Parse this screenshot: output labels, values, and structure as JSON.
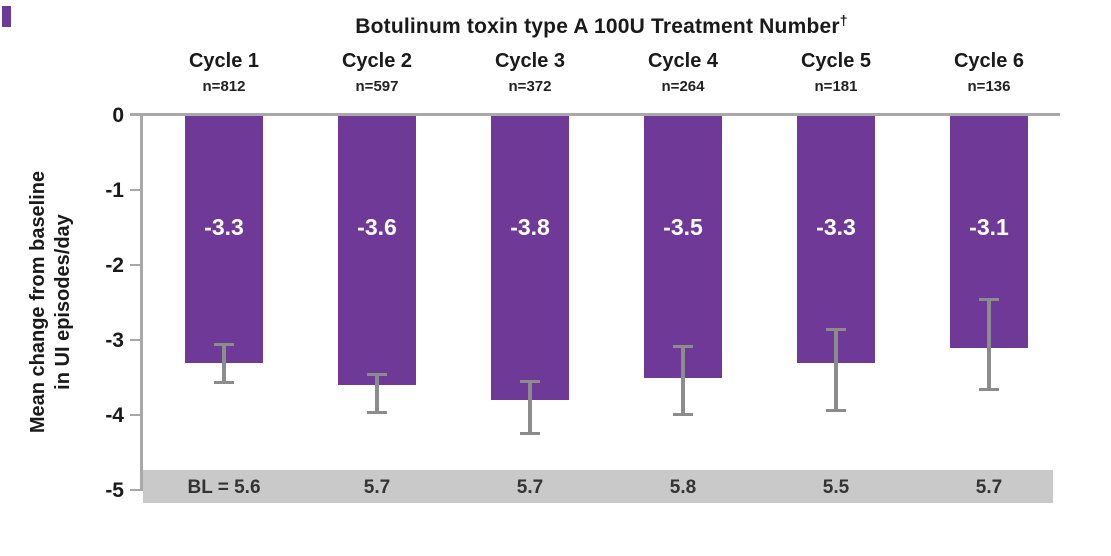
{
  "figure": {
    "corner_mark_color": "#6F3997"
  },
  "chart_data": {
    "type": "bar",
    "title": "Botulinum toxin type A 100U Treatment Number",
    "title_superscript": "†",
    "ylabel": "Mean change from baseline in UI episodes/day",
    "ylabel_line1": "Mean change from baseline",
    "ylabel_line2": "in UI episodes/day",
    "ylim": [
      -5,
      0
    ],
    "yticks": [
      "0",
      "-1",
      "-2",
      "-3",
      "-4",
      "-5"
    ],
    "ytick_values": [
      0,
      -1,
      -2,
      -3,
      -4,
      -5
    ],
    "grid": false,
    "legend": false,
    "orientation": "vertical-negative",
    "bar_color": "#6F3997",
    "error_bar_color": "#8C8C8C",
    "axis_color": "#A8A8A8",
    "baseline_band_color": "#C9C9C9",
    "value_label_color": "#FFFFFF",
    "categories": [
      "Cycle 1",
      "Cycle 2",
      "Cycle 3",
      "Cycle 4",
      "Cycle 5",
      "Cycle 6"
    ],
    "n_labels": [
      "n=812",
      "n=597",
      "n=372",
      "n=264",
      "n=181",
      "n=136"
    ],
    "values": [
      -3.3,
      -3.6,
      -3.8,
      -3.5,
      -3.3,
      -3.1
    ],
    "value_labels": [
      "-3.3",
      "-3.6",
      "-3.8",
      "-3.5",
      "-3.3",
      "-3.1"
    ],
    "error_bars": [
      {
        "upper": -3.05,
        "lower": -3.57
      },
      {
        "upper": -3.45,
        "lower": -3.97
      },
      {
        "upper": -3.55,
        "lower": -4.25
      },
      {
        "upper": -3.08,
        "lower": -4.0
      },
      {
        "upper": -2.85,
        "lower": -3.95
      },
      {
        "upper": -2.45,
        "lower": -3.67
      }
    ],
    "baseline_row_labels": [
      "BL = 5.6",
      "5.7",
      "5.7",
      "5.8",
      "5.5",
      "5.7"
    ],
    "baseline_values": [
      5.6,
      5.7,
      5.7,
      5.8,
      5.5,
      5.7
    ]
  }
}
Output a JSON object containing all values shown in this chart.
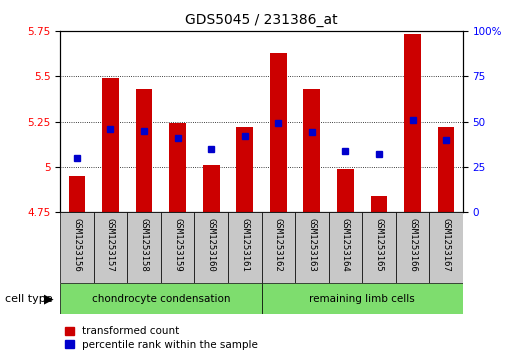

◆ ◆ ◆ ◆ ◆

Your goal :: All records above are to be printed exactly, minus the pictures they contain.

Exercise response ::
Parse this screenshot: output labels, values, and structure as JSON.
{
  "figure": {
    "corner_mark_color": "#6F3997"
  },
  "chart_data": {
    "type": "bar",
    "title": "Botulinum toxin type A 100U Treatment Number",
    "title_superscript": "†",
    "ylabel": "Mean change from baseline in UI episodes/day",
    "ylabel_line1": "Mean change from baseline",
    "ylabel_line2": "in UI episodes/day",
    "ylim": [
      -5,
      0
    ],
    "yticks": [
      "0",
      "-1",
      "-2",
      "-3",
      "-4",
      "-5"
    ],
    "ytick_values": [
      0,
      -1,
      -2,
      -3,
      -4,
      -5
    ],
    "grid": false,
    "legend": false,
    "orientation": "vertical-negative",
    "bar_color": "#6F3997",
    "error_bar_color": "#8C8C8C",
    "axis_color": "#A8A8A8",
    "baseline_band_color": "#C9C9C9",
    "value_label_color": "#FFFFFF",
    "categories": [
      "Cycle 1",
      "Cycle 2",
      "Cycle 3",
      "Cycle 4",
      "Cycle 5",
      "Cycle 6"
    ],
    "n_labels": [
      "n=812",
      "n=597",
      "n=372",
      "n=264",
      "n=181",
      "n=136"
    ],
    "values": [
      -3.3,
      -3.6,
      -3.8,
      -3.5,
      -3.3,
      -3.1
    ],
    "value_labels": [
      "-3.3",
      "-3.6",
      "-3.8",
      "-3.5",
      "-3.3",
      "-3.1"
    ],
    "error_bars": [
      {
        "upper": -3.05,
        "lower": -3.57
      },
      {
        "upper": -3.45,
        "lower": -3.97
      },
      {
        "upper": -3.55,
        "lower": -4.25
      },
      {
        "upper": -3.08,
        "lower": -4.0
      },
      {
        "upper": -2.85,
        "lower": -3.95
      },
      {
        "upper": -2.45,
        "lower": -3.67
      }
    ],
    "baseline_row_labels": [
      "BL = 5.6",
      "5.7",
      "5.7",
      "5.8",
      "5.5",
      "5.7"
    ],
    "baseline_values": [
      5.6,
      5.7,
      5.7,
      5.8,
      5.5,
      5.7
    ]
  }
}
Output a JSON object containing all values shown in this chart.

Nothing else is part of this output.